**Task material**

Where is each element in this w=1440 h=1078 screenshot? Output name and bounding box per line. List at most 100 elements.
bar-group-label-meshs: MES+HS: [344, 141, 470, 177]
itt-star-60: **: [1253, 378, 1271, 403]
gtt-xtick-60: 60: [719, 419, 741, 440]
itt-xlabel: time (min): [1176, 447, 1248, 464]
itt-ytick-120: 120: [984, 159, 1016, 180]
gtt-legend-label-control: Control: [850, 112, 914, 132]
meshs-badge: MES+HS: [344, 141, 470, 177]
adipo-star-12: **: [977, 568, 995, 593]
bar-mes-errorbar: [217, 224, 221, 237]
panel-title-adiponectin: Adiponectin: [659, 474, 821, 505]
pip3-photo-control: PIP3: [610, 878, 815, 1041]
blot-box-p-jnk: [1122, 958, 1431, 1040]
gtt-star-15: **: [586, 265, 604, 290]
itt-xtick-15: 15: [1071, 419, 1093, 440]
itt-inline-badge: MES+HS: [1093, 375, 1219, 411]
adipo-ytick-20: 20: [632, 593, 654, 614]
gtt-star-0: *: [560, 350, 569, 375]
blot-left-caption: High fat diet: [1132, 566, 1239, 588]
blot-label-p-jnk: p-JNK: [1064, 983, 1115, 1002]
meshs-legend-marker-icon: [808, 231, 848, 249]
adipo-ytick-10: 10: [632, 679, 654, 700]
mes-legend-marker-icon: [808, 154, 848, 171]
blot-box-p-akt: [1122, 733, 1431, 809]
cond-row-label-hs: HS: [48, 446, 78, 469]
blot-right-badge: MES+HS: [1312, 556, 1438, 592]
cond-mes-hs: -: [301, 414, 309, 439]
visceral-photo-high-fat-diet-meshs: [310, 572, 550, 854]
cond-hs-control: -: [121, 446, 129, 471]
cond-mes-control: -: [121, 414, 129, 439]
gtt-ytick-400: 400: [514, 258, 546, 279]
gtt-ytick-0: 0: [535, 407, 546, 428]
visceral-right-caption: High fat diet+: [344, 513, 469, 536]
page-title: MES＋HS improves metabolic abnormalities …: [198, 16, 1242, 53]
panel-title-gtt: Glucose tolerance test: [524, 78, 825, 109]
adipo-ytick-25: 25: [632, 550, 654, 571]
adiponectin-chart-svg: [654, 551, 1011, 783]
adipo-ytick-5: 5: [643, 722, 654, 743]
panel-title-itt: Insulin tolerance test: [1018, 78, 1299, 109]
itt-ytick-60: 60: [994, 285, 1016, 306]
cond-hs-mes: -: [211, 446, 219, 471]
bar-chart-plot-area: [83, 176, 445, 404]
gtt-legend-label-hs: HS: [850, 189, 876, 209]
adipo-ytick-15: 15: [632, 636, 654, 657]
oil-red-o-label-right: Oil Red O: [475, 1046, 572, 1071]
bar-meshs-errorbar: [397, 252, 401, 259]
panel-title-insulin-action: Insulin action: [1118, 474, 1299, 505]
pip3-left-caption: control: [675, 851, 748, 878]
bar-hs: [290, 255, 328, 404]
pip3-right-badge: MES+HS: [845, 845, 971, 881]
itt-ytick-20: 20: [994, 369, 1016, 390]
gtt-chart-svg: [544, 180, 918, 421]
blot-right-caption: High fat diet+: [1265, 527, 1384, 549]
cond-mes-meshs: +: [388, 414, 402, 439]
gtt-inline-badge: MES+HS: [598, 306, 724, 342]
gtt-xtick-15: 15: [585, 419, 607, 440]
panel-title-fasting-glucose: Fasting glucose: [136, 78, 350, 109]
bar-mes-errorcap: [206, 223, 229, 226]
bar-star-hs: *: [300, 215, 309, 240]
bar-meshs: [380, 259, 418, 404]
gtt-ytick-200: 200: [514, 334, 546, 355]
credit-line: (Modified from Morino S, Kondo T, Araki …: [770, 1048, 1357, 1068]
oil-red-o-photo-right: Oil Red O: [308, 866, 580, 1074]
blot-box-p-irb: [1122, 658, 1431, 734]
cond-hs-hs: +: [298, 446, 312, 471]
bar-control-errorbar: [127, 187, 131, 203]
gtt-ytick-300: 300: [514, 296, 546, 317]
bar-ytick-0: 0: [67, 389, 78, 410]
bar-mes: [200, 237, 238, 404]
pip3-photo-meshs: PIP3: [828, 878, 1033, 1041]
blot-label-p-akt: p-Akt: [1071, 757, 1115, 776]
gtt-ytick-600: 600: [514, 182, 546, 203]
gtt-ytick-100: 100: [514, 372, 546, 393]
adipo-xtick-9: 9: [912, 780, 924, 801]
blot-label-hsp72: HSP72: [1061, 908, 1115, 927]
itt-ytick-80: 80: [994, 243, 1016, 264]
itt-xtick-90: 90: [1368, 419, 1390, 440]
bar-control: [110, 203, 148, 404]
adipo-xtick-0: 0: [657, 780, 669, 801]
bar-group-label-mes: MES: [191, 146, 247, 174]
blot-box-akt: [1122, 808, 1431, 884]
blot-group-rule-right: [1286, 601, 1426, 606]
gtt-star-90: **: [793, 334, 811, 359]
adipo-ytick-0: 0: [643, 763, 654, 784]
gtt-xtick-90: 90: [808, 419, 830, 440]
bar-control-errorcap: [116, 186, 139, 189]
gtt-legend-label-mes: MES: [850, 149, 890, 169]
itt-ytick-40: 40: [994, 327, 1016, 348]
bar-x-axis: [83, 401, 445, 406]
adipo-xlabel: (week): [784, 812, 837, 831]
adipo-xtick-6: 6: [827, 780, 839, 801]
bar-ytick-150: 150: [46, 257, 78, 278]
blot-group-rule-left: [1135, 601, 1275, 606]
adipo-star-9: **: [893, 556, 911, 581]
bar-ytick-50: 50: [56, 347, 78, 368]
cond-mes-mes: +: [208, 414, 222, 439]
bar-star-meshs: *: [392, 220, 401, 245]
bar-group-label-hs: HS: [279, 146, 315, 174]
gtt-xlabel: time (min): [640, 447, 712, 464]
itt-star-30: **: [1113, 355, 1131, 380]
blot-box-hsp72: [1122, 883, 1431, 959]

**Task**
Reproduce every one of the items above verbatim, line for line.

**Expected answer**
Where is each element in this w=1440 h=1078 screenshot? Output name and bounding box per line. List at most 100 elements.
bar-group-label-meshs: MES+HS: [344, 141, 470, 177]
itt-star-60: **: [1253, 378, 1271, 403]
gtt-xtick-60: 60: [719, 419, 741, 440]
itt-xlabel: time (min): [1176, 447, 1248, 464]
itt-ytick-120: 120: [984, 159, 1016, 180]
gtt-legend-label-control: Control: [850, 112, 914, 132]
meshs-badge: MES+HS: [344, 141, 470, 177]
adipo-star-12: **: [977, 568, 995, 593]
bar-mes-errorbar: [217, 224, 221, 237]
panel-title-adiponectin: Adiponectin: [659, 474, 821, 505]
pip3-photo-control: PIP3: [610, 878, 815, 1041]
blot-box-p-jnk: [1122, 958, 1431, 1040]
gtt-star-15: **: [586, 265, 604, 290]
itt-xtick-15: 15: [1071, 419, 1093, 440]
itt-inline-badge: MES+HS: [1093, 375, 1219, 411]
adipo-ytick-20: 20: [632, 593, 654, 614]
gtt-star-0: *: [560, 350, 569, 375]
blot-left-caption: High fat diet: [1132, 566, 1239, 588]
blot-label-p-jnk: p-JNK: [1064, 983, 1115, 1002]
meshs-legend-marker-icon: [808, 231, 848, 249]
adipo-ytick-10: 10: [632, 679, 654, 700]
mes-legend-marker-icon: [808, 154, 848, 171]
blot-box-p-akt: [1122, 733, 1431, 809]
cond-row-label-hs: HS: [48, 446, 78, 469]
blot-right-badge: MES+HS: [1312, 556, 1438, 592]
cond-mes-hs: -: [301, 414, 309, 439]
visceral-photo-high-fat-diet-meshs: [310, 572, 550, 854]
cond-hs-control: -: [121, 446, 129, 471]
cond-mes-control: -: [121, 414, 129, 439]
gtt-ytick-400: 400: [514, 258, 546, 279]
gtt-ytick-0: 0: [535, 407, 546, 428]
visceral-right-caption: High fat diet+: [344, 513, 469, 536]
page-title: MES＋HS improves metabolic abnormalities …: [198, 16, 1242, 53]
panel-title-gtt: Glucose tolerance test: [524, 78, 825, 109]
adipo-ytick-25: 25: [632, 550, 654, 571]
adiponectin-chart-svg: [654, 551, 1011, 783]
adipo-ytick-5: 5: [643, 722, 654, 743]
panel-title-itt: Insulin tolerance test: [1018, 78, 1299, 109]
itt-ytick-60: 60: [994, 285, 1016, 306]
cond-hs-mes: -: [211, 446, 219, 471]
bar-chart-plot-area: [83, 176, 445, 404]
gtt-legend-label-hs: HS: [850, 189, 876, 209]
adipo-ytick-15: 15: [632, 636, 654, 657]
oil-red-o-label-right: Oil Red O: [475, 1046, 572, 1071]
bar-meshs-errorbar: [397, 252, 401, 259]
panel-title-insulin-action: Insulin action: [1118, 474, 1299, 505]
pip3-left-caption: control: [675, 851, 748, 878]
bar-hs: [290, 255, 328, 404]
pip3-right-badge: MES+HS: [845, 845, 971, 881]
itt-ytick-20: 20: [994, 369, 1016, 390]
gtt-chart-svg: [544, 180, 918, 421]
blot-right-caption: High fat diet+: [1265, 527, 1384, 549]
cond-mes-meshs: +: [388, 414, 402, 439]
gtt-inline-badge: MES+HS: [598, 306, 724, 342]
gtt-xtick-15: 15: [585, 419, 607, 440]
panel-title-fasting-glucose: Fasting glucose: [136, 78, 350, 109]
bar-mes-errorcap: [206, 223, 229, 226]
bar-star-hs: *: [300, 215, 309, 240]
bar-meshs: [380, 259, 418, 404]
gtt-ytick-200: 200: [514, 334, 546, 355]
credit-line: (Modified from Morino S, Kondo T, Araki …: [770, 1048, 1357, 1068]
oil-red-o-photo-right: Oil Red O: [308, 866, 580, 1074]
blot-box-p-irb: [1122, 658, 1431, 734]
cond-hs-hs: +: [298, 446, 312, 471]
bar-control-errorbar: [127, 187, 131, 203]
gtt-ytick-300: 300: [514, 296, 546, 317]
bar-ytick-0: 0: [67, 389, 78, 410]
bar-mes: [200, 237, 238, 404]
pip3-photo-meshs: PIP3: [828, 878, 1033, 1041]
blot-label-p-akt: p-Akt: [1071, 757, 1115, 776]
gtt-ytick-600: 600: [514, 182, 546, 203]
gtt-ytick-100: 100: [514, 372, 546, 393]
adipo-xtick-9: 9: [912, 780, 924, 801]
blot-label-hsp72: HSP72: [1061, 908, 1115, 927]
itt-ytick-80: 80: [994, 243, 1016, 264]
itt-xtick-90: 90: [1368, 419, 1390, 440]
bar-control: [110, 203, 148, 404]
adipo-xtick-0: 0: [657, 780, 669, 801]
bar-group-label-mes: MES: [191, 146, 247, 174]
blot-box-akt: [1122, 808, 1431, 884]
blot-group-rule-right: [1286, 601, 1426, 606]
gtt-star-90: **: [793, 334, 811, 359]
adipo-ytick-0: 0: [643, 763, 654, 784]
gtt-xtick-90: 90: [808, 419, 830, 440]
bar-control-errorcap: [116, 186, 139, 189]
gtt-legend-label-mes: MES: [850, 149, 890, 169]
itt-ytick-40: 40: [994, 327, 1016, 348]
bar-x-axis: [83, 401, 445, 406]
adipo-xlabel: (week): [784, 812, 837, 831]
adipo-xtick-6: 6: [827, 780, 839, 801]
bar-ytick-150: 150: [46, 257, 78, 278]
blot-group-rule-left: [1135, 601, 1275, 606]
adipo-star-9: **: [893, 556, 911, 581]
bar-ytick-50: 50: [56, 347, 78, 368]
cond-mes-mes: +: [208, 414, 222, 439]
bar-star-meshs: *: [392, 220, 401, 245]
bar-group-label-hs: HS: [279, 146, 315, 174]
gtt-xlabel: time (min): [640, 447, 712, 464]
itt-star-30: **: [1113, 355, 1131, 380]
blot-box-hsp72: [1122, 883, 1431, 959]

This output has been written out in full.